## Start
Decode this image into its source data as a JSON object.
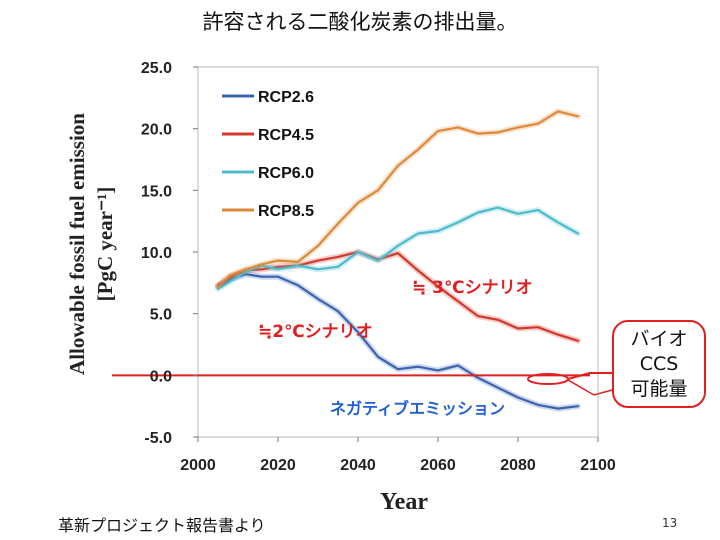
{
  "slide": {
    "title": "許容される二酸化炭素の排出量。",
    "source": "革新プロジェクト報告書より",
    "page_number": "13"
  },
  "annotations": {
    "rcp45_scenario": "≒ 3℃シナリオ",
    "rcp26_scenario": "≒2℃シナリオ",
    "negative": "ネガティブエミッション",
    "callout_lines": [
      "バイオ",
      "CCS",
      "可能量"
    ]
  },
  "colors": {
    "RCP2.6": "#3a64b0",
    "RCP4.5": "#d2392c",
    "RCP6.0": "#4cbccc",
    "RCP8.5": "#de8a3a",
    "annotation_red": "#e02020",
    "annotation_blue": "#1f5fd6"
  },
  "chart_data": {
    "type": "line",
    "ylabel_line1": "Allowable fossil fuel emission",
    "ylabel_line2": "[PgC year⁻¹]",
    "xlabel": "Year",
    "xlim": [
      2000,
      2100
    ],
    "ylim": [
      -5,
      25
    ],
    "xticks": [
      2000,
      2020,
      2040,
      2060,
      2080,
      2100
    ],
    "yticks": [
      -5.0,
      0.0,
      5.0,
      10.0,
      15.0,
      20.0,
      25.0
    ],
    "ytick_labels": [
      "-5.0",
      "0.0",
      "5.0",
      "10.0",
      "15.0",
      "20.0",
      "25.0"
    ],
    "legend_position": "top-left",
    "series": [
      {
        "name": "RCP2.6",
        "x": [
          2005,
          2008,
          2012,
          2016,
          2020,
          2025,
          2030,
          2035,
          2040,
          2045,
          2050,
          2055,
          2060,
          2065,
          2070,
          2075,
          2080,
          2085,
          2090,
          2095
        ],
        "values": [
          7.2,
          7.8,
          8.2,
          8.0,
          8.0,
          7.3,
          6.2,
          5.2,
          3.5,
          1.5,
          0.5,
          0.7,
          0.4,
          0.8,
          -0.2,
          -1.0,
          -1.8,
          -2.4,
          -2.7,
          -2.5
        ]
      },
      {
        "name": "RCP4.5",
        "x": [
          2005,
          2008,
          2012,
          2016,
          2020,
          2025,
          2030,
          2035,
          2040,
          2045,
          2050,
          2055,
          2060,
          2065,
          2070,
          2075,
          2080,
          2085,
          2090,
          2095
        ],
        "values": [
          7.3,
          8.0,
          8.5,
          8.6,
          8.8,
          8.9,
          9.3,
          9.6,
          10.0,
          9.4,
          9.9,
          8.5,
          7.2,
          6.0,
          4.8,
          4.5,
          3.8,
          3.9,
          3.3,
          2.8
        ]
      },
      {
        "name": "RCP6.0",
        "x": [
          2005,
          2008,
          2012,
          2016,
          2020,
          2025,
          2030,
          2035,
          2040,
          2045,
          2050,
          2055,
          2060,
          2065,
          2070,
          2075,
          2080,
          2085,
          2090,
          2095
        ],
        "values": [
          7.0,
          7.6,
          8.4,
          8.9,
          8.6,
          8.9,
          8.6,
          8.8,
          10.0,
          9.3,
          10.5,
          11.5,
          11.7,
          12.4,
          13.2,
          13.6,
          13.1,
          13.4,
          12.4,
          11.5
        ]
      },
      {
        "name": "RCP8.5",
        "x": [
          2005,
          2008,
          2012,
          2016,
          2020,
          2025,
          2030,
          2035,
          2040,
          2045,
          2050,
          2055,
          2060,
          2065,
          2070,
          2075,
          2080,
          2085,
          2090,
          2095
        ],
        "values": [
          7.2,
          8.1,
          8.6,
          9.0,
          9.3,
          9.2,
          10.5,
          12.3,
          14.0,
          15.0,
          17.0,
          18.3,
          19.8,
          20.1,
          19.6,
          19.7,
          20.1,
          20.4,
          21.4,
          21.0
        ]
      }
    ]
  }
}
## End
Goal> Locate all lines in the listing above with the word "source". Copy them.

Answer to this problem>
Decode this image into its source data as a JSON object.
    "source": "革新プロジェクト報告書より",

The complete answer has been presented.